**What the task asks:** Reproduce every entry below precisely; do not include the pictures.

-.-.-

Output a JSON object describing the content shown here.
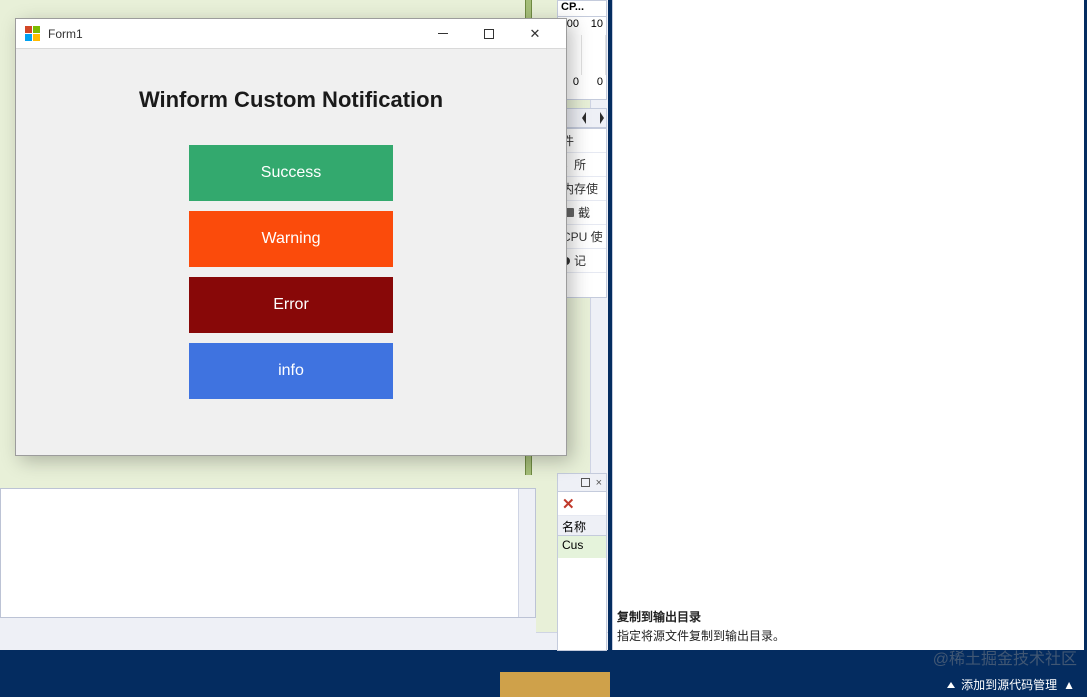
{
  "ide": {
    "cpu_panel": {
      "header": "CP...",
      "val_100a": "00",
      "val_100b": "10",
      "val_0a": "0",
      "val_0b": "0"
    },
    "prop_rows": {
      "r1": "件",
      "r2": "所",
      "r3": "内存使",
      "r4": "截",
      "r5": "CPU 使",
      "r6": "记"
    },
    "toolwin": {
      "grid_header": "名称",
      "grid_value": "Cus"
    },
    "prop_help": {
      "title": "复制到输出目录",
      "desc": "指定将源文件复制到输出目录。"
    },
    "statusbar_right": "添加到源代码管理",
    "watermark": "@稀土掘金技术社区"
  },
  "form1": {
    "title": "Form1",
    "heading": "Winform Custom Notification",
    "buttons": {
      "success": "Success",
      "warning": "Warning",
      "error": "Error",
      "info": "info"
    }
  }
}
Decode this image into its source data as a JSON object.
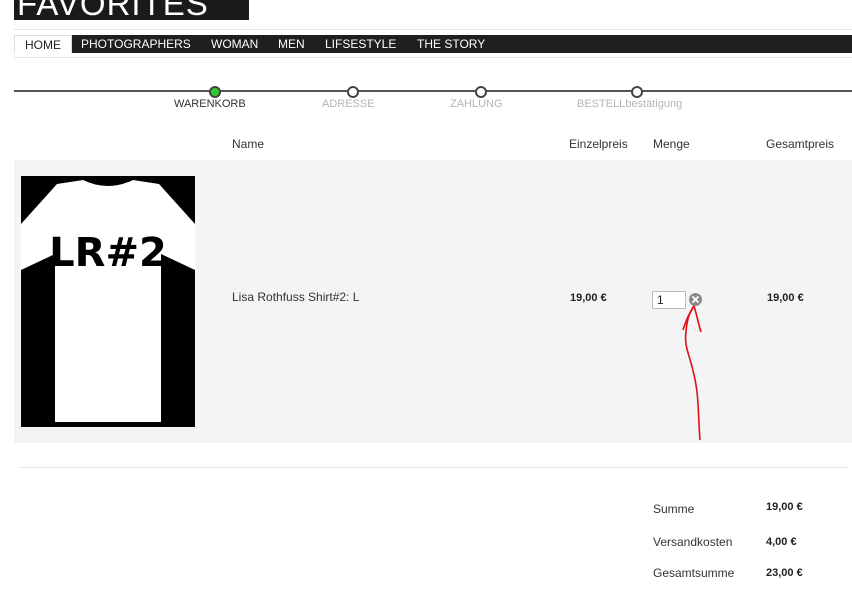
{
  "brand": {
    "logo_text": "FAVORITES"
  },
  "nav": {
    "items": [
      {
        "label": "HOME",
        "active": true
      },
      {
        "label": "PHOTOGRAPHERS"
      },
      {
        "label": "WOMAN"
      },
      {
        "label": "MEN"
      },
      {
        "label": "LIFSESTYLE"
      },
      {
        "label": "THE STORY"
      }
    ]
  },
  "steps": [
    {
      "label": "WARENKORB",
      "active": true
    },
    {
      "label": "ADRESSE"
    },
    {
      "label": "ZAHLUNG"
    },
    {
      "label": "BESTELLbestätigung"
    }
  ],
  "table": {
    "headers": {
      "name": "Name",
      "unit_price": "Einzelpreis",
      "quantity": "Menge",
      "total": "Gesamtpreis"
    },
    "rows": [
      {
        "image_text": "LR#2",
        "name": "Lisa Rothfuss Shirt#2: L",
        "unit_price": "19,00 €",
        "quantity": "1",
        "total": "19,00 €"
      }
    ]
  },
  "summary": [
    {
      "label": "Summe",
      "value": "19,00 €"
    },
    {
      "label": "Versandkosten",
      "value": "4,00 €"
    },
    {
      "label": "Gesamtsumme",
      "value": "23,00 €"
    }
  ],
  "colors": {
    "active_step": "#2ecc2e",
    "nav_bg": "#1f1f1f",
    "row_bg": "#f4f4f4",
    "annotation": "#e0101a"
  },
  "icons": {
    "remove": "close-circle-icon"
  }
}
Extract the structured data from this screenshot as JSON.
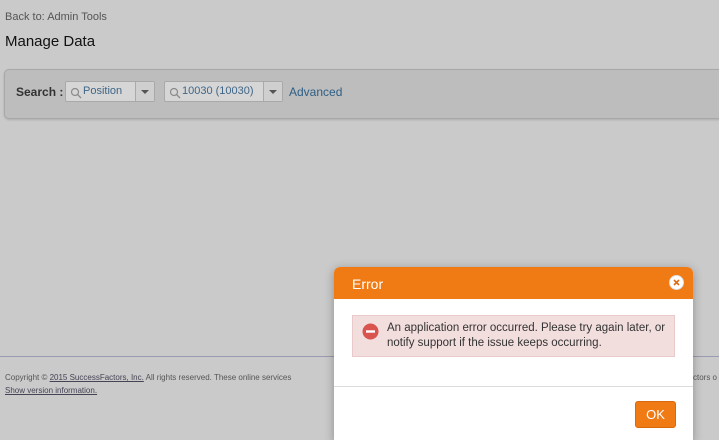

-.-.-

**Full response:**
Output a JSON object describing the content shown here.
{
  "ide": {
    "cpu_panel": {
      "header": "CP...",
      "val_100a": "00",
      "val_100b": "10",
      "val_0a": "0",
      "val_0b": "0"
    },
    "prop_rows": {
      "r1": "件",
      "r2": "所",
      "r3": "内存使",
      "r4": "截",
      "r5": "CPU 使",
      "r6": "记"
    },
    "toolwin": {
      "grid_header": "名称",
      "grid_value": "Cus"
    },
    "prop_help": {
      "title": "复制到输出目录",
      "desc": "指定将源文件复制到输出目录。"
    },
    "statusbar_right": "添加到源代码管理",
    "watermark": "@稀土掘金技术社区"
  },
  "form1": {
    "title": "Form1",
    "heading": "Winform Custom Notification",
    "buttons": {
      "success": "Success",
      "warning": "Warning",
      "error": "Error",
      "info": "info"
    }
  }
}
Decode this image into its source data as a JSON object.
{
  "brand": {
    "logo_text": "FAVORITES"
  },
  "nav": {
    "items": [
      {
        "label": "HOME",
        "active": true
      },
      {
        "label": "PHOTOGRAPHERS"
      },
      {
        "label": "WOMAN"
      },
      {
        "label": "MEN"
      },
      {
        "label": "LIFSESTYLE"
      },
      {
        "label": "THE STORY"
      }
    ]
  },
  "steps": [
    {
      "label": "WARENKORB",
      "active": true
    },
    {
      "label": "ADRESSE"
    },
    {
      "label": "ZAHLUNG"
    },
    {
      "label": "BESTELLbestätigung"
    }
  ],
  "table": {
    "headers": {
      "name": "Name",
      "unit_price": "Einzelpreis",
      "quantity": "Menge",
      "total": "Gesamtpreis"
    },
    "rows": [
      {
        "image_text": "LR#2",
        "name": "Lisa Rothfuss Shirt#2: L",
        "unit_price": "19,00 €",
        "quantity": "1",
        "total": "19,00 €"
      }
    ]
  },
  "summary": [
    {
      "label": "Summe",
      "value": "19,00 €"
    },
    {
      "label": "Versandkosten",
      "value": "4,00 €"
    },
    {
      "label": "Gesamtsumme",
      "value": "23,00 €"
    }
  ],
  "colors": {
    "active_step": "#2ecc2e",
    "nav_bg": "#1f1f1f",
    "row_bg": "#f4f4f4",
    "annotation": "#e0101a"
  },
  "icons": {
    "remove": "close-circle-icon"
  }
}
Extract the structured data from this screenshot as JSON.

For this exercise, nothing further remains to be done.